Task statement: Arrange every line of the items below into a numbered list, dropping blank lines. Leave the pictures out of your answer.

=== Input records ===

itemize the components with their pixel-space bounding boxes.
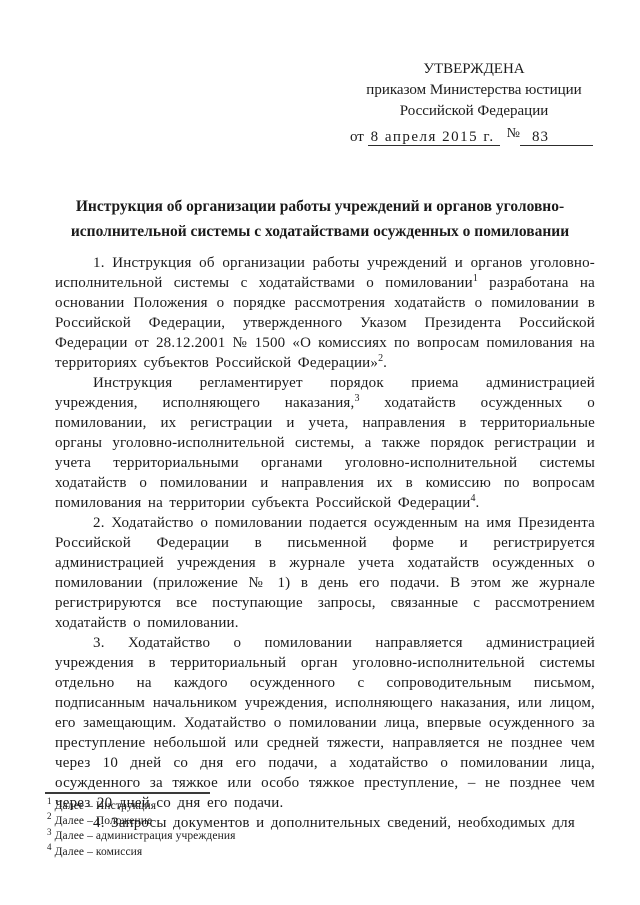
approval-block: УТВЕРЖДЕНА приказом Министерства юстиции… [350, 59, 598, 148]
paragraph-2-text: ходатайств осужденных о помиловании, их … [55, 395, 595, 511]
footnote-4: 4Далее – комиссия [47, 845, 236, 860]
paragraph-2-text: . [476, 495, 480, 511]
footnote-2-text: Далее – Положение [55, 815, 153, 827]
footnote-3: 3Далее – администрация учреждения [47, 829, 236, 844]
date-value: 8 апреля 2015 г. [368, 129, 500, 146]
approval-line-approved: УТВЕРЖДЕНА [350, 59, 598, 80]
footnotes-block: 1Далее – Инструкция 2Далее – Положение 3… [47, 799, 236, 860]
paragraph-4: 3. Ходатайство о помиловании направляетс… [55, 633, 595, 813]
approval-date-line: от 8 апреля 2015 г.№83 [350, 123, 598, 148]
footnote-1: 1Далее – Инструкция [47, 799, 236, 814]
approval-line-order: приказом Министерства юстиции [350, 80, 598, 101]
footnote-3-marker: 3 [47, 827, 52, 837]
document-title: Инструкция об организации работы учрежде… [70, 194, 570, 244]
footnote-3-text: Далее – администрация учреждения [55, 830, 236, 842]
document-page: УТВЕРЖДЕНА приказом Министерства юстиции… [0, 0, 640, 905]
document-body: 1. Инструкция об организации работы учре… [55, 253, 595, 833]
paragraph-3: 2. Ходатайство о помиловании подается ос… [55, 513, 595, 633]
footnote-2: 2Далее – Положение [47, 814, 236, 829]
footnote-1-text: Далее – Инструкция [55, 800, 157, 812]
number-sign: № [507, 123, 520, 144]
paragraph-1: 1. Инструкция об организации работы учре… [55, 253, 595, 373]
paragraph-1-text: . [383, 355, 387, 371]
number-value: 83 [520, 129, 593, 146]
footnote-4-marker: 4 [47, 842, 52, 852]
footnote-separator [45, 792, 210, 794]
date-prefix: от [350, 129, 364, 145]
paragraph-2: Инструкция регламентирует порядок приема… [55, 373, 595, 513]
footnote-1-marker: 1 [47, 796, 52, 806]
footnote-4-text: Далее – комиссия [55, 846, 143, 858]
footnote-2-marker: 2 [47, 811, 52, 821]
approval-line-federation: Российской Федерации [350, 101, 598, 122]
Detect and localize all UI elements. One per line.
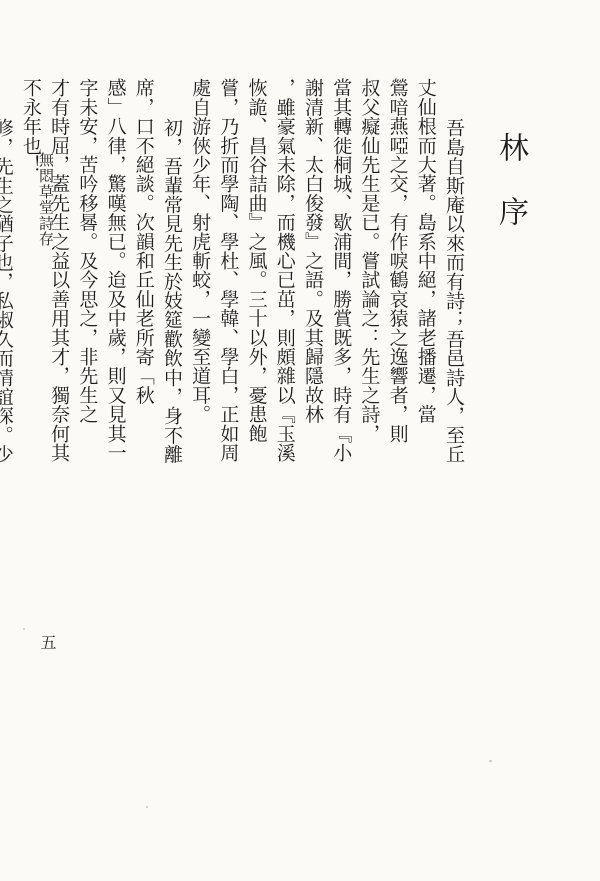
text-column-10: 處自游俠少年、射虎斬蛟，一變至道耳。 (186, 78, 214, 825)
text-column-6: 謝清新、太白俊發』之語。及其歸隱故林 (299, 78, 327, 825)
text-column-14: 字未安，苦吟移晷。及今思之，非先生之 (73, 78, 101, 825)
text-block: 林 序 吾島自斯庵以來而有詩；吾邑詩人，至丘丈仙根而大著。島系中絕，諸老播遷，當… (0, 78, 530, 825)
text-column-11: 初，吾輩常見先生於妓筵歡飲中，身不離 (158, 78, 186, 825)
text-column-13: 感」八律，驚嘆無已。迨及中歲，則又見其一 (101, 78, 129, 825)
text-column-9: 嘗，乃折而學陶、學杜、學韓、學白，正如周 (214, 78, 242, 825)
book-page: 林 序 吾島自斯庵以來而有詩；吾邑詩人，至丘丈仙根而大著。島系中絕，諸老播遷，當… (0, 0, 600, 881)
text-column-5: 當其轉徙桐城、歇浦間，勝賞既多，時有『小 (327, 78, 355, 825)
scan-speck (146, 806, 148, 808)
text-column-17: 修，先生之猶子也，私淑久而情誼深。少 (0, 78, 17, 825)
text-column-12: 席，口不絕談。次韻和丘仙老所寄「秋 (130, 78, 158, 825)
text-column-2: 丈仙根而大著。島系中絕，諸老播遷，當 (412, 78, 440, 825)
text-column-7: ，雖豪氣未除，而機心已茁，則頗雜以『玉溪 (271, 78, 299, 825)
scan-speck (23, 628, 25, 630)
text-column-4: 叔父癡仙先生是已。嘗試論之：先生之詩， (355, 78, 383, 825)
text-column-3: 鶯喑燕啞之交，有作唳鶴哀猿之逸響者，則 (383, 78, 411, 825)
page-number: 五 (36, 634, 59, 650)
text-column-1: 吾島自斯庵以來而有詩；吾邑詩人，至丘 (440, 78, 468, 825)
spine-title: 無悶草堂詩存 (36, 152, 57, 247)
scan-speck (489, 760, 492, 762)
text-column-8: 恢詭、昌谷詰曲』之風。三十以外，憂患飽 (242, 78, 270, 825)
page-title: 林 序 (490, 78, 530, 825)
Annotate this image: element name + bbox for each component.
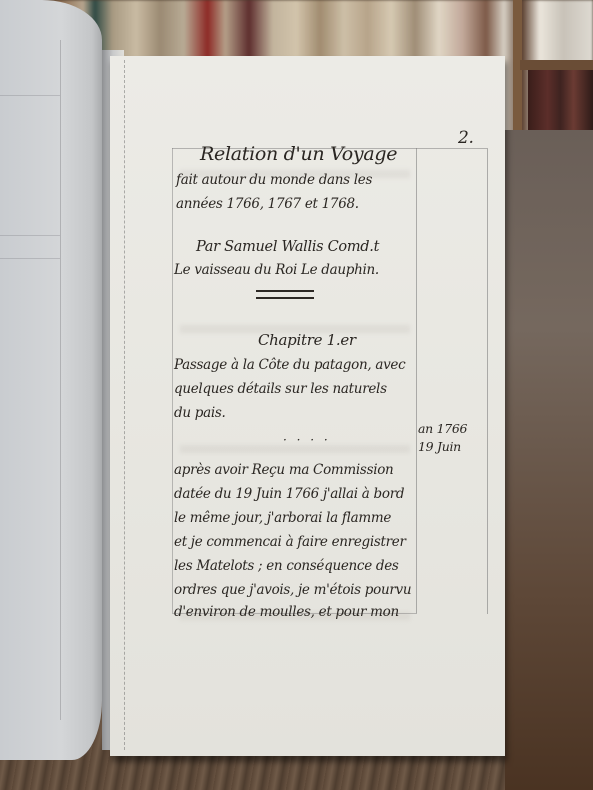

===

Exercise output:
1. itemize the components with their pixel-space bounding boxes.
2. approval-block: УТВЕРЖДЕНА приказом Министерства юстиции… [350, 59, 598, 148]
3. paragraph-2-text: ходатайств осужденных о помиловании, их … [55, 395, 595, 511]
4. footnote-4: 4Далее – комиссия [47, 845, 236, 860]
5. paragraph-2-text: . [476, 495, 480, 511]
6. footnote-2-text: Далее – Положение [55, 815, 153, 827]
7. footnote-3: 3Далее – администрация учреждения [47, 829, 236, 844]
8. date-value: 8 апреля 2015 г. [368, 129, 500, 146]
9. approval-line-approved: УТВЕРЖДЕНА [350, 59, 598, 80]
10. footnotes-block: 1Далее – Инструкция 2Далее – Положение 3… [47, 799, 236, 860]
11. paragraph-4: 3. Ходатайство о помиловании направляетс… [55, 633, 595, 813]
12. approval-date-line: от 8 апреля 2015 г.№83 [350, 123, 598, 148]
13. footnote-1: 1Далее – Инструкция [47, 799, 236, 814]
14. approval-line-order: приказом Министерства юстиции [350, 80, 598, 101]
15. footnote-3-marker: 3 [47, 827, 52, 837]
16. document-title: Инструкция об организации работы учрежде… [70, 194, 570, 244]
17. footnote-3-text: Далее – администрация учреждения [55, 830, 236, 842]
18. document-page: УТВЕРЖДЕНА приказом Министерства юстиции… [0, 0, 640, 905]
19. document-body: 1. Инструкция об организации работы учре… [55, 253, 595, 833]
20. paragraph-3: 2. Ходатайство о помиловании подается ос… [55, 513, 595, 633]
21. footnote-2: 2Далее – Положение [47, 814, 236, 829]
22. footnote-1-text: Далее – Инструкция [55, 800, 157, 812]
23. number-sign: № [507, 123, 520, 144]
24. paragraph-1: 1. Инструкция об организации работы учре… [55, 253, 595, 373]
25. paragraph-1-text: . [383, 355, 387, 371]
26. number-value: 83 [520, 129, 593, 146]
27. footnote-4-marker: 4 [47, 842, 52, 852]
28. footnote-separator [45, 792, 210, 794]
29. date-prefix: от [350, 129, 364, 145]
30. paragraph-2: Инструкция регламентирует порядок приема… [55, 373, 595, 513]
31. footnote-1-marker: 1 [47, 796, 52, 806]
32. footnote-4-text: Далее – комиссия [55, 846, 143, 858]
33. footnote-2-marker: 2 [47, 811, 52, 821]
34. approval-line-federation: Российской Федерации [350, 101, 598, 122]
35. Detect and localize all UI elements. One per line.
36. text-column-10: 處自游俠少年、射虎斬蛟，一變至道耳。 (186, 78, 214, 825)
37. text-column-6: 謝清新、太白俊發』之語。及其歸隱故林 (299, 78, 327, 825)
38. text-column-14: 字未安，苦吟移晷。及今思之，非先生之 (73, 78, 101, 825)
39. text-block: 林 序 吾島自斯庵以來而有詩；吾邑詩人，至丘丈仙根而大著。島系中絕，諸老播遷，當… (0, 78, 530, 825)
40. text-column-11: 初，吾輩常見先生於妓筵歡飲中，身不離 (158, 78, 186, 825)
41. text-column-13: 感」八律，驚嘆無已。迨及中歲，則又見其一 (101, 78, 129, 825)
42. text-column-9: 嘗，乃折而學陶、學杜、學韓、學白，正如周 (214, 78, 242, 825)
43. book-page: 林 序 吾島自斯庵以來而有詩；吾邑詩人，至丘丈仙根而大著。島系中絕，諸老播遷，當… (0, 0, 600, 881)
44. text-column-5: 當其轉徙桐城、歇浦間，勝賞既多，時有『小 (327, 78, 355, 825)
45. scan-speck (146, 806, 148, 808)
46. text-column-17: 修，先生之猶子也，私淑久而情誼深。少 (0, 78, 17, 825)
47. text-column-12: 席，口不絕談。次韻和丘仙老所寄「秋 (130, 78, 158, 825)
48. text-column-2: 丈仙根而大著。島系中絕，諸老播遷，當 (412, 78, 440, 825)
49. text-column-7: ，雖豪氣未除，而機心已茁，則頗雜以『玉溪 (271, 78, 299, 825)
50. scan-speck (23, 628, 25, 630)
51. text-column-4: 叔父癡仙先生是已。嘗試論之：先生之詩， (355, 78, 383, 825)
52. text-column-3: 鶯喑燕啞之交，有作唳鶴哀猿之逸響者，則 (383, 78, 411, 825)
53. page-number: 五 (36, 634, 59, 650)
54. text-column-1: 吾島自斯庵以來而有詩；吾邑詩人，至丘 (440, 78, 468, 825)
55. spine-title: 無悶草堂詩存 (36, 152, 57, 247)
56. scan-speck (489, 760, 492, 762)
57. text-column-8: 恢詭、昌谷詰曲』之風。三十以外，憂患飽 (242, 78, 270, 825)
58. page-title: 林 序 (490, 78, 530, 825)
59. Annotate this image: element name + bbox for each component.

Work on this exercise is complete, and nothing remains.